> [DO THIS] Every entry needs to be printed exactly, please.

Dataset excerpt
══════
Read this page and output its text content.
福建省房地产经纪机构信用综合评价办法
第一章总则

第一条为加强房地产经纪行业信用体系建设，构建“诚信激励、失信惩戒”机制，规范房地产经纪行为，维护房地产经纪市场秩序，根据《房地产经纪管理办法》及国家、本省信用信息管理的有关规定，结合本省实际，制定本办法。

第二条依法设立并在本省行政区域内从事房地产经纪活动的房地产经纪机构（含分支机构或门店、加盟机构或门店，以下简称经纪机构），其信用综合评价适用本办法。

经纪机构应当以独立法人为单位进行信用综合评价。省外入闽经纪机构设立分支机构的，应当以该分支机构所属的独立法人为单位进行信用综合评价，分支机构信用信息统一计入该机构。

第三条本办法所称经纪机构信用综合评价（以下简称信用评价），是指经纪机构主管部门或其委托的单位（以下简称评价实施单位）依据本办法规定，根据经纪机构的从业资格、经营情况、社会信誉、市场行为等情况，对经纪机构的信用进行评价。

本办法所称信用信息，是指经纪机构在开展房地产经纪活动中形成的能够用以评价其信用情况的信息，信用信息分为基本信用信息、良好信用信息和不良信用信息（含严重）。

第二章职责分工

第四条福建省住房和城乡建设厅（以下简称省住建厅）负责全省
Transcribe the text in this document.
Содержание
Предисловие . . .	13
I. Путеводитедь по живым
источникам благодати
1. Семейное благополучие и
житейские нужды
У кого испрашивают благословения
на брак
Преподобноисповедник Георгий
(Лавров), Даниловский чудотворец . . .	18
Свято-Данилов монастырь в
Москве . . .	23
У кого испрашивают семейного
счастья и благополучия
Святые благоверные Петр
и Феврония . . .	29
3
══════
> [COMPLETE OUTPUT]
Read this page and output its text content.
福建省房地产经纪机构信用综合评价办法
第一章总则

第一条为加强房地产经纪行业信用体系建设，构建“诚信激励、失信惩戒”机制，规范房地产经纪行为，维护房地产经纪市场秩序，根据《房地产经纪管理办法》及国家、本省信用信息管理的有关规定，结合本省实际，制定本办法。

第二条依法设立并在本省行政区域内从事房地产经纪活动的房地产经纪机构（含分支机构或门店、加盟机构或门店，以下简称经纪机构），其信用综合评价适用本办法。

经纪机构应当以独立法人为单位进行信用综合评价。省外入闽经纪机构设立分支机构的，应当以该分支机构所属的独立法人为单位进行信用综合评价，分支机构信用信息统一计入该机构。

第三条本办法所称经纪机构信用综合评价（以下简称信用评价），是指经纪机构主管部门或其委托的单位（以下简称评价实施单位）依据本办法规定，根据经纪机构的从业资格、经营情况、社会信誉、市场行为等情况，对经纪机构的信用进行评价。

本办法所称信用信息，是指经纪机构在开展房地产经纪活动中形成的能够用以评价其信用情况的信息，信用信息分为基本信用信息、良好信用信息和不良信用信息（含严重）。

第二章职责分工

第四条福建省住房和城乡建设厅（以下简称省住建厅）负责全省
Transcribe the text in this document.
Содержание
Предисловие . . .	13
I. Путеводитедь по живым
источникам благодати
1. Семейное благополучие и
житейские нужды
У кого испрашивают благословения
на брак
Преподобноисповедник Георгий
(Лавров), Даниловский чудотворец . . .	18
Свято-Данилов монастырь в
Москве . . .	23
У кого испрашивают семейного
счастья и благополучия
Святые благоверные Петр
и Феврония . . .	29
3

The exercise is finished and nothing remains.